▸ **Task goal**: Leave out the pictures and copy the remaining records exactly.

-- Begin Exercise inputs --

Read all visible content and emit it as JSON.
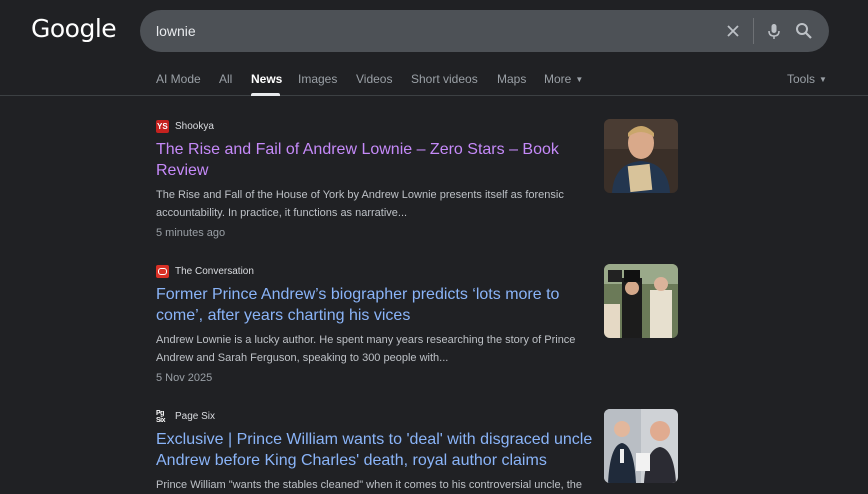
{
  "search": {
    "query": "lownie"
  },
  "logo": "Google",
  "tabs": [
    "AI Mode",
    "All",
    "News",
    "Images",
    "Videos",
    "Short videos",
    "Maps",
    "More"
  ],
  "tools_label": "Tools",
  "results": [
    {
      "source": "Shookya",
      "title": "The Rise and Fail of Andrew Lownie – Zero Stars – Book Review",
      "snippet": "The Rise and Fall of the House of York by Andrew Lownie presents itself as forensic accountability. In practice, it functions as narrative...",
      "time": "5 minutes ago"
    },
    {
      "source": "The Conversation",
      "title": "Former Prince Andrew’s biographer predicts ‘lots more to come’, after years charting his vices",
      "snippet": "Andrew Lownie is a lucky author. He spent many years researching the story of Prince Andrew and Sarah Ferguson, speaking to 300 people with...",
      "time": "5 Nov 2025"
    },
    {
      "source": "Page Six",
      "title": "Exclusive | Prince William wants to 'deal' with disgraced uncle Andrew before King Charles' death, royal author claims",
      "snippet": "Prince William \"wants the stables cleaned\" when it comes to his controversial uncle, the"
    }
  ],
  "colors": {
    "background": "#202124",
    "visited_link": "#c58af9",
    "link": "#8ab4f8",
    "search_bar": "#4d5156"
  }
}
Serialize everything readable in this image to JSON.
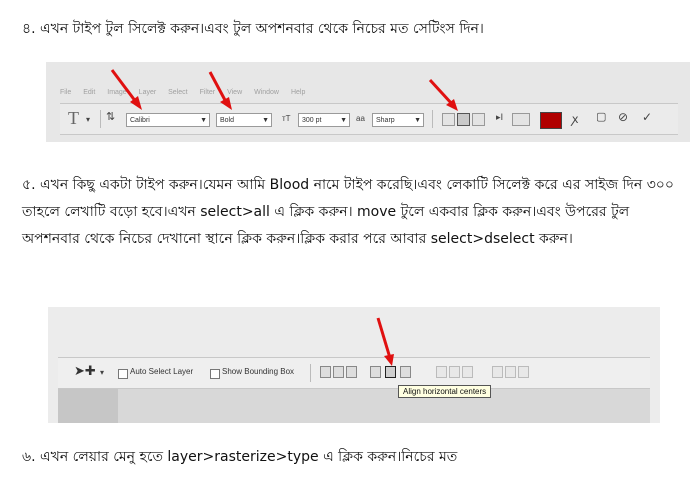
{
  "step4": {
    "text": "৪. এখন টাইপ টুল সিলেক্ট করুন।এবং টুল অপশনবার থেকে নিচের মত সেটিংস দিন।"
  },
  "step5": {
    "text": "৫. এখন কিছু একটা টাইপ করুন।যেমন আমি Blood নামে টাইপ করেছি।এবং লেকাটি সিলেক্ট করে এর সাইজ দিন ৩০০ তাহলে লেখাটি বড়ো হবে।এখন select>all এ ক্লিক করুন। move টুলে একবার ক্লিক করুন।এবং উপরের টুল অপশনবার থেকে নিচের দেখানো স্থানে ক্লিক করুন।ক্লিক করার পরে আবার select>dselect করুন।"
  },
  "step6": {
    "text": "৬. এখন লেয়ার মেনু হতে  layer>rasterize>type এ ক্লিক করুন।নিচের মত"
  },
  "type_toolbar": {
    "menu": [
      "File",
      "Edit",
      "Image",
      "Layer",
      "Select",
      "Filter",
      "View",
      "Window",
      "Help"
    ],
    "font_family": "Calibri",
    "font_style": "Bold",
    "font_size": "300 pt",
    "antialias": "Sharp",
    "text_color": "#b00000"
  },
  "move_toolbar": {
    "auto_select_label": "Auto Select Layer",
    "bounding_box_label": "Show Bounding Box",
    "tooltip": "Align horizontal centers"
  },
  "colors": {
    "arrow": "#e01010"
  }
}
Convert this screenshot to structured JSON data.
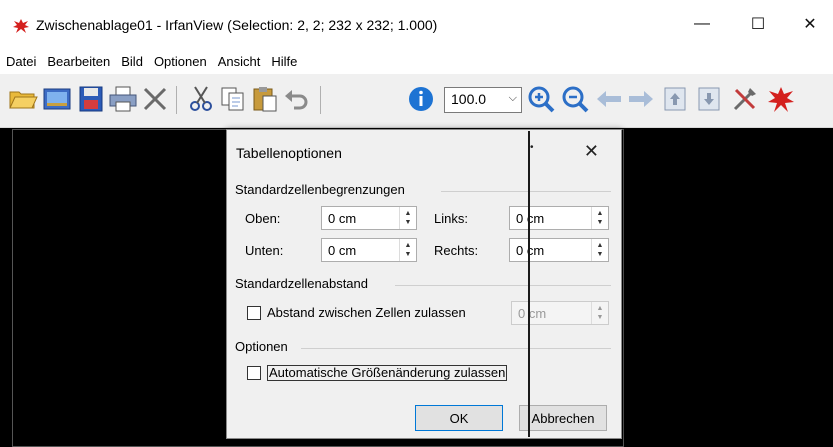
{
  "window": {
    "title": "Zwischenablage01 - IrfanView (Selection: 2, 2; 232 x 232; 1.000)",
    "minimize": "—",
    "maximize": "☐",
    "close": "✕"
  },
  "menu": [
    "Datei",
    "Bearbeiten",
    "Bild",
    "Optionen",
    "Ansicht",
    "Hilfe"
  ],
  "toolbar": {
    "zoom_value": "100.0",
    "icons": [
      "open-folder-icon",
      "slideshow-icon",
      "save-icon",
      "print-icon",
      "delete-icon",
      "cut-icon",
      "copy-icon",
      "paste-icon",
      "undo-icon",
      "info-icon",
      "zoom-in-icon",
      "zoom-out-icon",
      "previous-icon",
      "next-icon",
      "first-page-icon",
      "last-page-icon",
      "settings-icon",
      "irfanview-icon"
    ]
  },
  "dialog": {
    "title": "Tabellenoptionen",
    "close": "✕",
    "group_cell_margins": "Standardzellenbegrenzungen",
    "label_top": "Oben:",
    "value_top": "0 cm",
    "label_left": "Links:",
    "value_left": "0 cm",
    "label_bottom": "Unten:",
    "value_bottom": "0 cm",
    "label_right": "Rechts:",
    "value_right": "0 cm",
    "group_cell_spacing": "Standardzellenabstand",
    "allow_spacing_label": "Abstand zwischen Zellen zulassen",
    "spacing_value": "0 cm",
    "group_options": "Optionen",
    "auto_resize_label": "Automatische Größenänderung zulassen",
    "ok": "OK",
    "cancel": "Abbrechen"
  },
  "colors": {
    "image_background": "#000000",
    "accent": "#0078d7"
  }
}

-- End Exercise inputs --

▸ **Result**:
Read all visible content and emit it as JSON.
{
  "search": {
    "query": "lownie"
  },
  "logo": "Google",
  "tabs": [
    "AI Mode",
    "All",
    "News",
    "Images",
    "Videos",
    "Short videos",
    "Maps",
    "More"
  ],
  "tools_label": "Tools",
  "results": [
    {
      "source": "Shookya",
      "title": "The Rise and Fail of Andrew Lownie – Zero Stars – Book Review",
      "snippet": "The Rise and Fall of the House of York by Andrew Lownie presents itself as forensic accountability. In practice, it functions as narrative...",
      "time": "5 minutes ago"
    },
    {
      "source": "The Conversation",
      "title": "Former Prince Andrew’s biographer predicts ‘lots more to come’, after years charting his vices",
      "snippet": "Andrew Lownie is a lucky author. He spent many years researching the story of Prince Andrew and Sarah Ferguson, speaking to 300 people with...",
      "time": "5 Nov 2025"
    },
    {
      "source": "Page Six",
      "title": "Exclusive | Prince William wants to 'deal' with disgraced uncle Andrew before King Charles' death, royal author claims",
      "snippet": "Prince William \"wants the stables cleaned\" when it comes to his controversial uncle, the"
    }
  ],
  "colors": {
    "background": "#202124",
    "visited_link": "#c58af9",
    "link": "#8ab4f8",
    "search_bar": "#4d5156"
  }
}
Serialize everything readable in this image to JSON.
{
  "step4": {
    "text": "৪. এখন টাইপ টুল সিলেক্ট করুন।এবং টুল অপশনবার থেকে নিচের মত সেটিংস দিন।"
  },
  "step5": {
    "text": "৫. এখন কিছু একটা টাইপ করুন।যেমন আমি Blood নামে টাইপ করেছি।এবং লেকাটি সিলেক্ট করে এর সাইজ দিন ৩০০ তাহলে লেখাটি বড়ো হবে।এখন select>all এ ক্লিক করুন। move টুলে একবার ক্লিক করুন।এবং উপরের টুল অপশনবার থেকে নিচের দেখানো স্থানে ক্লিক করুন।ক্লিক করার পরে আবার select>dselect করুন।"
  },
  "step6": {
    "text": "৬. এখন লেয়ার মেনু হতে  layer>rasterize>type এ ক্লিক করুন।নিচের মত"
  },
  "type_toolbar": {
    "menu": [
      "File",
      "Edit",
      "Image",
      "Layer",
      "Select",
      "Filter",
      "View",
      "Window",
      "Help"
    ],
    "font_family": "Calibri",
    "font_style": "Bold",
    "font_size": "300 pt",
    "antialias": "Sharp",
    "text_color": "#b00000"
  },
  "move_toolbar": {
    "auto_select_label": "Auto Select Layer",
    "bounding_box_label": "Show Bounding Box",
    "tooltip": "Align horizontal centers"
  },
  "colors": {
    "arrow": "#e01010"
  }
}
Convert this screenshot to structured JSON data.
{
  "window": {
    "title": "Zwischenablage01 - IrfanView (Selection: 2, 2; 232 x 232; 1.000)",
    "minimize": "—",
    "maximize": "☐",
    "close": "✕"
  },
  "menu": [
    "Datei",
    "Bearbeiten",
    "Bild",
    "Optionen",
    "Ansicht",
    "Hilfe"
  ],
  "toolbar": {
    "zoom_value": "100.0",
    "icons": [
      "open-folder-icon",
      "slideshow-icon",
      "save-icon",
      "print-icon",
      "delete-icon",
      "cut-icon",
      "copy-icon",
      "paste-icon",
      "undo-icon",
      "info-icon",
      "zoom-in-icon",
      "zoom-out-icon",
      "previous-icon",
      "next-icon",
      "first-page-icon",
      "last-page-icon",
      "settings-icon",
      "irfanview-icon"
    ]
  },
  "dialog": {
    "title": "Tabellenoptionen",
    "close": "✕",
    "group_cell_margins": "Standardzellenbegrenzungen",
    "label_top": "Oben:",
    "value_top": "0 cm",
    "label_left": "Links:",
    "value_left": "0 cm",
    "label_bottom": "Unten:",
    "value_bottom": "0 cm",
    "label_right": "Rechts:",
    "value_right": "0 cm",
    "group_cell_spacing": "Standardzellenabstand",
    "allow_spacing_label": "Abstand zwischen Zellen zulassen",
    "spacing_value": "0 cm",
    "group_options": "Optionen",
    "auto_resize_label": "Automatische Größenänderung zulassen",
    "ok": "OK",
    "cancel": "Abbrechen"
  },
  "colors": {
    "image_background": "#000000",
    "accent": "#0078d7"
  }
}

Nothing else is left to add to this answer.